Stored data:

___

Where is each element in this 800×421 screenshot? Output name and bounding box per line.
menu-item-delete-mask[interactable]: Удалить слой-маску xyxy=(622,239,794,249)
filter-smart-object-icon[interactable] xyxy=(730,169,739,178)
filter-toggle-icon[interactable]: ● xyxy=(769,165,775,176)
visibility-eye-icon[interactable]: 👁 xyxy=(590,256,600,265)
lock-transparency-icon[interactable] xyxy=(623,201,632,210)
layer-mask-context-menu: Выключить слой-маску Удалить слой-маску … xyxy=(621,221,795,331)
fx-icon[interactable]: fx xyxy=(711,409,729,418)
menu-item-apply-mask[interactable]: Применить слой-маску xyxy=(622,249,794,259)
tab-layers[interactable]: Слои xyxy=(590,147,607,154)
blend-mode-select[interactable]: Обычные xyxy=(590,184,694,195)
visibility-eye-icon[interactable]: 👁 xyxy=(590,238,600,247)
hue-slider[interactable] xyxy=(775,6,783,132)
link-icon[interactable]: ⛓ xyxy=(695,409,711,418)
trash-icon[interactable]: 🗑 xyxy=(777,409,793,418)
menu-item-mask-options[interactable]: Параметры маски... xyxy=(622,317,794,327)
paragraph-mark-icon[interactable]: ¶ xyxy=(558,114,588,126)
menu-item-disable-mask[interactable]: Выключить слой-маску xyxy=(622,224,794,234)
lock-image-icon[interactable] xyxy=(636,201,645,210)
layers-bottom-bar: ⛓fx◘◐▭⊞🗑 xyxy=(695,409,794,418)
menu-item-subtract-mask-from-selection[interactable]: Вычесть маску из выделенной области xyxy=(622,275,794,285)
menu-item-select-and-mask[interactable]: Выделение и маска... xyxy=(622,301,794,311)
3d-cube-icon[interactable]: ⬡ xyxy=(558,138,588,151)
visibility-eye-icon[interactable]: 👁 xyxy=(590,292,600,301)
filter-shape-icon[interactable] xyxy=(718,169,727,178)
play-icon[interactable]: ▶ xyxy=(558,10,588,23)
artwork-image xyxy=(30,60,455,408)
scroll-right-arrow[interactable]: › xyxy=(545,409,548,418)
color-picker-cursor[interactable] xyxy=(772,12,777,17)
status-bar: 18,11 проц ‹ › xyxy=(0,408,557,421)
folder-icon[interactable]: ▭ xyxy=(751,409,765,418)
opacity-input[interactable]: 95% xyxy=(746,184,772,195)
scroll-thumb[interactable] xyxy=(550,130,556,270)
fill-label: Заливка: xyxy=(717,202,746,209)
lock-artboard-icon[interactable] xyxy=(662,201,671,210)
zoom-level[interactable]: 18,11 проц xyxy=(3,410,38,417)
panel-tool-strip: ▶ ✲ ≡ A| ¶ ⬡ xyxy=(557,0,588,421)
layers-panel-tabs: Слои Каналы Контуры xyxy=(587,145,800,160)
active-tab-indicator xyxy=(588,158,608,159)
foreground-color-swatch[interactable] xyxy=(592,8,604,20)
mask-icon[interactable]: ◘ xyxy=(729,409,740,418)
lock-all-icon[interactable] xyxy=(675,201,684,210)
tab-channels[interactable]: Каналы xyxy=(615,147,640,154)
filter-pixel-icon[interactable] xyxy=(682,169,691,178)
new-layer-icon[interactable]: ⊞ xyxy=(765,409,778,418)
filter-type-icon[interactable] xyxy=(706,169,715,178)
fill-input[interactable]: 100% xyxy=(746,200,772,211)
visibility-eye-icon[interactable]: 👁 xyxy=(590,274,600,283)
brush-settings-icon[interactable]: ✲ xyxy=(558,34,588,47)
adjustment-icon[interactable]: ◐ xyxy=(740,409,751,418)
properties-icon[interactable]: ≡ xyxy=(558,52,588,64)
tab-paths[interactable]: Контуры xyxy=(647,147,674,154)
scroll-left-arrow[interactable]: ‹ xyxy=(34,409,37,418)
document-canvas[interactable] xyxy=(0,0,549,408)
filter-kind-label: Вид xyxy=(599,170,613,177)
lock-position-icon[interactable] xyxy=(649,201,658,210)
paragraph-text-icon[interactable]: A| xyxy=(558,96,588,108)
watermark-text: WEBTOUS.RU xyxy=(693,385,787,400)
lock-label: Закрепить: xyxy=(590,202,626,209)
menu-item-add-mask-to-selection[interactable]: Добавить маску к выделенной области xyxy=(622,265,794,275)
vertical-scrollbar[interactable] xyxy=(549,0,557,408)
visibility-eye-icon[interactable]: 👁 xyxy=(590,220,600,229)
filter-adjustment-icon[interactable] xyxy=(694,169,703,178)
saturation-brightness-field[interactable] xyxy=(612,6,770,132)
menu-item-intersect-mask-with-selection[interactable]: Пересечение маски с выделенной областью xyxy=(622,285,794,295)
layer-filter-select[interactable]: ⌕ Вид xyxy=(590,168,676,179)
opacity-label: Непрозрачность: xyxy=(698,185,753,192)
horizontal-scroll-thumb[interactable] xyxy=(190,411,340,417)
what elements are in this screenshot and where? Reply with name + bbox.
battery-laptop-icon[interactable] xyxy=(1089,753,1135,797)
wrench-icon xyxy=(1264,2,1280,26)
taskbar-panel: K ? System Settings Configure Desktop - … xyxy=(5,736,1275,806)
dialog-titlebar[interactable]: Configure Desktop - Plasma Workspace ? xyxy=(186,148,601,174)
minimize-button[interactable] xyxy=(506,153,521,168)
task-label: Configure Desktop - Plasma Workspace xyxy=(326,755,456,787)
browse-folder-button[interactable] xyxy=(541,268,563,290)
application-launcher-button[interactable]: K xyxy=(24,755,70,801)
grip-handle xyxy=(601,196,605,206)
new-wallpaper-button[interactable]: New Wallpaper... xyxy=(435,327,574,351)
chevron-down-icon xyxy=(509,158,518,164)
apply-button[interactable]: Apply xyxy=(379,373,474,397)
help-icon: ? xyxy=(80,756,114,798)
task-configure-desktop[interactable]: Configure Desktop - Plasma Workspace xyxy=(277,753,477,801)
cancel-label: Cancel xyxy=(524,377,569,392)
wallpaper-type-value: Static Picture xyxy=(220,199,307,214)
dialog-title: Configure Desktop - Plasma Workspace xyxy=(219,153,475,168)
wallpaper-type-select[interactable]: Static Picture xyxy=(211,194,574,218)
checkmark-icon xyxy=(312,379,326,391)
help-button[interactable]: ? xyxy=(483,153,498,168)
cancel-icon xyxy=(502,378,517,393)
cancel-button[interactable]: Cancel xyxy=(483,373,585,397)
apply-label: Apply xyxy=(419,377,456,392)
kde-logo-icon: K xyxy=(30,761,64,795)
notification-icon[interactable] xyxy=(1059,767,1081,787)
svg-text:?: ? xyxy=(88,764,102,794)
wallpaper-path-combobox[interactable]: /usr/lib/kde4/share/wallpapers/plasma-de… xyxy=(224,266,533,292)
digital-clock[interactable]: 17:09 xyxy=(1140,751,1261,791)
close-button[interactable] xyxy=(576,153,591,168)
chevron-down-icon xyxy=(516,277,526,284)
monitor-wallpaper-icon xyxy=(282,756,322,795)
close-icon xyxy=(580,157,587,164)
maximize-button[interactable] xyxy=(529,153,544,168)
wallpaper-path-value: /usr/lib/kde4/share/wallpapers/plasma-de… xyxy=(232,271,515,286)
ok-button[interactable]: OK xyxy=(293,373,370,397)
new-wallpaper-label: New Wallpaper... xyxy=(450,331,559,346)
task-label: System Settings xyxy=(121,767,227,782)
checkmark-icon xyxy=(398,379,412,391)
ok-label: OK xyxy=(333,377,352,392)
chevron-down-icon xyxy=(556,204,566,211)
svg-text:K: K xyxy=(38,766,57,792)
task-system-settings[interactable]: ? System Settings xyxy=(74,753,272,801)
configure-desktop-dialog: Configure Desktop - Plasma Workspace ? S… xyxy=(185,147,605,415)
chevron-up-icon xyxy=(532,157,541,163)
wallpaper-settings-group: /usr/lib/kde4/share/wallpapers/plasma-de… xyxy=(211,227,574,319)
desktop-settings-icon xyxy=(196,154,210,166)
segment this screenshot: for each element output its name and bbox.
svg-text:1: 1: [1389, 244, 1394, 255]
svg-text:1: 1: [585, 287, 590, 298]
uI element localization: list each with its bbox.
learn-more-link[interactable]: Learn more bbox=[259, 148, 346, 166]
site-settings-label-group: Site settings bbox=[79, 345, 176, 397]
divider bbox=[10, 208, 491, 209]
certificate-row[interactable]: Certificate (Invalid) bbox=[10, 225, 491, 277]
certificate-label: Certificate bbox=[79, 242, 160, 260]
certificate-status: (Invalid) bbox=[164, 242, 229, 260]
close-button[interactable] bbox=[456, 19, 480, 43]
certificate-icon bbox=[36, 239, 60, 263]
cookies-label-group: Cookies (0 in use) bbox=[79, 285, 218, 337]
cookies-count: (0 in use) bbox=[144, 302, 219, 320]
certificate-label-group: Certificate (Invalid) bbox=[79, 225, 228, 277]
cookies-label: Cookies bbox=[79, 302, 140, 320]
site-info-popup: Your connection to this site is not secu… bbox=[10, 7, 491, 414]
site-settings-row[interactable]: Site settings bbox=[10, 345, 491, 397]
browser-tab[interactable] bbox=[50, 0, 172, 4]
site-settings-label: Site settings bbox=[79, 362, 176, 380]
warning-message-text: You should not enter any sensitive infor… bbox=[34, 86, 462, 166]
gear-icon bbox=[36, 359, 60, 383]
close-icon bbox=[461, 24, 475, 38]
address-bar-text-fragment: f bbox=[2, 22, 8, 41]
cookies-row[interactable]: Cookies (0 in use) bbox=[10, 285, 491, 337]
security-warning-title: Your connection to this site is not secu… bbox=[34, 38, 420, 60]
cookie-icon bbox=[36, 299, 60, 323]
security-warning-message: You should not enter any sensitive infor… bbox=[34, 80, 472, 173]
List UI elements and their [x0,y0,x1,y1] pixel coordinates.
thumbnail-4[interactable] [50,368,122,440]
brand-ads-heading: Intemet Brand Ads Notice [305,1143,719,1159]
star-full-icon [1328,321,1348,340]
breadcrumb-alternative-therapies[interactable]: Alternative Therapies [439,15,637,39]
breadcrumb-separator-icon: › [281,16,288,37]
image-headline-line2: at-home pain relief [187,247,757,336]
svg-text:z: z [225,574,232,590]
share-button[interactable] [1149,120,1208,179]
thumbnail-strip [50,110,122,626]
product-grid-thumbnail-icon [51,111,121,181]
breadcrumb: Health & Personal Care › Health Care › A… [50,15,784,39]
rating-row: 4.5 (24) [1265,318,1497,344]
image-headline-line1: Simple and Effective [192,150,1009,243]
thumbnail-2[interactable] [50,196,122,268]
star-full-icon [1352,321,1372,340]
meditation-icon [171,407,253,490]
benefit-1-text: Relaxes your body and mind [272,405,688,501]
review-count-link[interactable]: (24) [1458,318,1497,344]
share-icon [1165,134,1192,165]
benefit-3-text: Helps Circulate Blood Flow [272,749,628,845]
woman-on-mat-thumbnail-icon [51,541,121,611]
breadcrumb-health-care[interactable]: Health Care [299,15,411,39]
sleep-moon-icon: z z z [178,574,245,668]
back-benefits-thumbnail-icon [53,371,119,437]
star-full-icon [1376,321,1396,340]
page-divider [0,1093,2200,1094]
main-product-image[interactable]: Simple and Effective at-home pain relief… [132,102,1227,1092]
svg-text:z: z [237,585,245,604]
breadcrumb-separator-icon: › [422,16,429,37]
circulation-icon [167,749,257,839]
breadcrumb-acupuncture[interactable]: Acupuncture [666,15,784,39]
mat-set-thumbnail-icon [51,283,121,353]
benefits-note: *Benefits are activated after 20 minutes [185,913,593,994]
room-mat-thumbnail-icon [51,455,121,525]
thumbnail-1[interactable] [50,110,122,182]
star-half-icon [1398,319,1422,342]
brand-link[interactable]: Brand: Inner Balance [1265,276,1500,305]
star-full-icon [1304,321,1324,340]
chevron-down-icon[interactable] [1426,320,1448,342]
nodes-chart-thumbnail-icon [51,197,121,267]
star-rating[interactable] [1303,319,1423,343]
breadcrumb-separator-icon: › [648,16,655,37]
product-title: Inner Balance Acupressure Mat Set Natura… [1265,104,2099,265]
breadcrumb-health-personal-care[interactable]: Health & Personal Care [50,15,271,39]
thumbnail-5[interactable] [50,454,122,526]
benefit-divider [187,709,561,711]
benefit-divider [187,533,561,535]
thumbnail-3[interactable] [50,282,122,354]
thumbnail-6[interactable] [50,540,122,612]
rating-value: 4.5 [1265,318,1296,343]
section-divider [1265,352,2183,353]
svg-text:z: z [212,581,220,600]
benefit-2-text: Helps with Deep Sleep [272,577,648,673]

___

● Requirement
Copy out the rows, starting from the first one and ending with the line that contains "3d-cube-icon[interactable]: ⬡ xyxy=(558,138,588,151)", with both ends included.

● Task result
Where is each element in this 800×421 screenshot? Output name and bounding box per line.
menu-item-delete-mask[interactable]: Удалить слой-маску xyxy=(622,239,794,249)
filter-smart-object-icon[interactable] xyxy=(730,169,739,178)
filter-toggle-icon[interactable]: ● xyxy=(769,165,775,176)
visibility-eye-icon[interactable]: 👁 xyxy=(590,256,600,265)
lock-transparency-icon[interactable] xyxy=(623,201,632,210)
layer-mask-context-menu: Выключить слой-маску Удалить слой-маску … xyxy=(621,221,795,331)
fx-icon[interactable]: fx xyxy=(711,409,729,418)
menu-item-apply-mask[interactable]: Применить слой-маску xyxy=(622,249,794,259)
tab-layers[interactable]: Слои xyxy=(590,147,607,154)
blend-mode-select[interactable]: Обычные xyxy=(590,184,694,195)
visibility-eye-icon[interactable]: 👁 xyxy=(590,238,600,247)
hue-slider[interactable] xyxy=(775,6,783,132)
link-icon[interactable]: ⛓ xyxy=(695,409,711,418)
trash-icon[interactable]: 🗑 xyxy=(777,409,793,418)
menu-item-mask-options[interactable]: Параметры маски... xyxy=(622,317,794,327)
paragraph-mark-icon[interactable]: ¶ xyxy=(558,114,588,126)
menu-item-disable-mask[interactable]: Выключить слой-маску xyxy=(622,224,794,234)
lock-image-icon[interactable] xyxy=(636,201,645,210)
layers-bottom-bar: ⛓fx◘◐▭⊞🗑 xyxy=(695,409,794,418)
menu-item-subtract-mask-from-selection[interactable]: Вычесть маску из выделенной области xyxy=(622,275,794,285)
menu-item-select-and-mask[interactable]: Выделение и маска... xyxy=(622,301,794,311)
3d-cube-icon[interactable]: ⬡ xyxy=(558,138,588,151)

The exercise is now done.